* THE EXERCISE: Output the line containing "Convert this screenshot" and all subsequent lines of the listing below, copied exactly, with no other lines.

[Items listed in a dataset]

···

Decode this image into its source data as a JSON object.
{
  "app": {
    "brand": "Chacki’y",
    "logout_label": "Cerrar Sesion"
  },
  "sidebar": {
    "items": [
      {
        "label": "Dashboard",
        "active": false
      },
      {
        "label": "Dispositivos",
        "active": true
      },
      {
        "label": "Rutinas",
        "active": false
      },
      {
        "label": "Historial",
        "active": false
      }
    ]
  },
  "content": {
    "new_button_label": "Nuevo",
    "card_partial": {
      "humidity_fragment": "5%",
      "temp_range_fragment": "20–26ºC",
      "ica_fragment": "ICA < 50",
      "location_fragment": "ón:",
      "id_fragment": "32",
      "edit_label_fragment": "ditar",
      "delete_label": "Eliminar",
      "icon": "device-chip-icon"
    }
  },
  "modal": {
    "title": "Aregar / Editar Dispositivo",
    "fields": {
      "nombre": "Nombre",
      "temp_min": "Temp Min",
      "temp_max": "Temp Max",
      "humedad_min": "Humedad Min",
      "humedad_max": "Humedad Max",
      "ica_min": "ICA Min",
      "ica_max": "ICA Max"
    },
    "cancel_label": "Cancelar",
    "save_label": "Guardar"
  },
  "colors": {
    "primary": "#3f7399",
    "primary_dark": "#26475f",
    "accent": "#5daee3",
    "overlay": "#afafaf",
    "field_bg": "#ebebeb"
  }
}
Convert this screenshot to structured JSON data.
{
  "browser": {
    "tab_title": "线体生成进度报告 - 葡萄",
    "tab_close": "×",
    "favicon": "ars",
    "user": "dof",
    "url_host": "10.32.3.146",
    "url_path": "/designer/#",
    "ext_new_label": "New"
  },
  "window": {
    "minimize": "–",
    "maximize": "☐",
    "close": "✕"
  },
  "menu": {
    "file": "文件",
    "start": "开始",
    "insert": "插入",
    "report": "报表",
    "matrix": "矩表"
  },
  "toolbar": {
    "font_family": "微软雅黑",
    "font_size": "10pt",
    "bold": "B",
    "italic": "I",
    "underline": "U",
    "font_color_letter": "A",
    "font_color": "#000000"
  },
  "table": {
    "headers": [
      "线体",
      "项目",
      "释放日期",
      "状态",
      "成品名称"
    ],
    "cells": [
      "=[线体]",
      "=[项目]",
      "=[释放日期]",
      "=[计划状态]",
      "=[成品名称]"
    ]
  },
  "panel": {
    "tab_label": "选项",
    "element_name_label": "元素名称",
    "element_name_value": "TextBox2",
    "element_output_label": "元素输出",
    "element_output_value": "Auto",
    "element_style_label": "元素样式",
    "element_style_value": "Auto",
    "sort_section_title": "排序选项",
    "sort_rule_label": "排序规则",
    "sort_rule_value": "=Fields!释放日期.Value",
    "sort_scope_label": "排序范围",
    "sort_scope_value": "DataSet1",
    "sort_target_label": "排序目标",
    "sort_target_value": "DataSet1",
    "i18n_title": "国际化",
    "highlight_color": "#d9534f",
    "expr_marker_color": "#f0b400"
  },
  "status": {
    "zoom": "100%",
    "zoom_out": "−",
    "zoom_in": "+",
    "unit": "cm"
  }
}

···

* THE RESULT:
Convert this screenshot to structured JSON data.
{
  "browser": {
    "tab_title": "线体生成进度报告 - 葡萄",
    "tab_close": "×",
    "favicon": "ars",
    "user": "dof",
    "url_host": "10.32.3.146",
    "url_path": "/designer/#",
    "ext_new_label": "New"
  },
  "window": {
    "minimize": "–",
    "maximize": "☐",
    "close": "✕"
  },
  "menu": {
    "file": "文件",
    "start": "开始",
    "insert": "插入",
    "report": "报表",
    "matrix": "矩表"
  },
  "toolbar": {
    "font_family": "微软雅黑",
    "font_size": "10pt",
    "bold": "B",
    "italic": "I",
    "underline": "U",
    "font_color_letter": "A",
    "font_color": "#000000"
  },
  "table": {
    "headers": [
      "线体",
      "项目",
      "释放日期",
      "状态",
      "成品名称"
    ],
    "cells": [
      "=[线体]",
      "=[项目]",
      "=[释放日期]",
      "=[计划状态]",
      "=[成品名称]"
    ]
  },
  "panel": {
    "tab_label": "选项",
    "element_name_label": "元素名称",
    "element_name_value": "TextBox2",
    "element_output_label": "元素输出",
    "element_output_value": "Auto",
    "element_style_label": "元素样式",
    "element_style_value": "Auto",
    "sort_section_title": "排序选项",
    "sort_rule_label": "排序规则",
    "sort_rule_value": "=Fields!释放日期.Value",
    "sort_scope_label": "排序范围",
    "sort_scope_value": "DataSet1",
    "sort_target_label": "排序目标",
    "sort_target_value": "DataSet1",
    "i18n_title": "国际化",
    "highlight_color": "#d9534f",
    "expr_marker_color": "#f0b400"
  },
  "status": {
    "zoom": "100%",
    "zoom_out": "−",
    "zoom_in": "+",
    "unit": "cm"
  }
}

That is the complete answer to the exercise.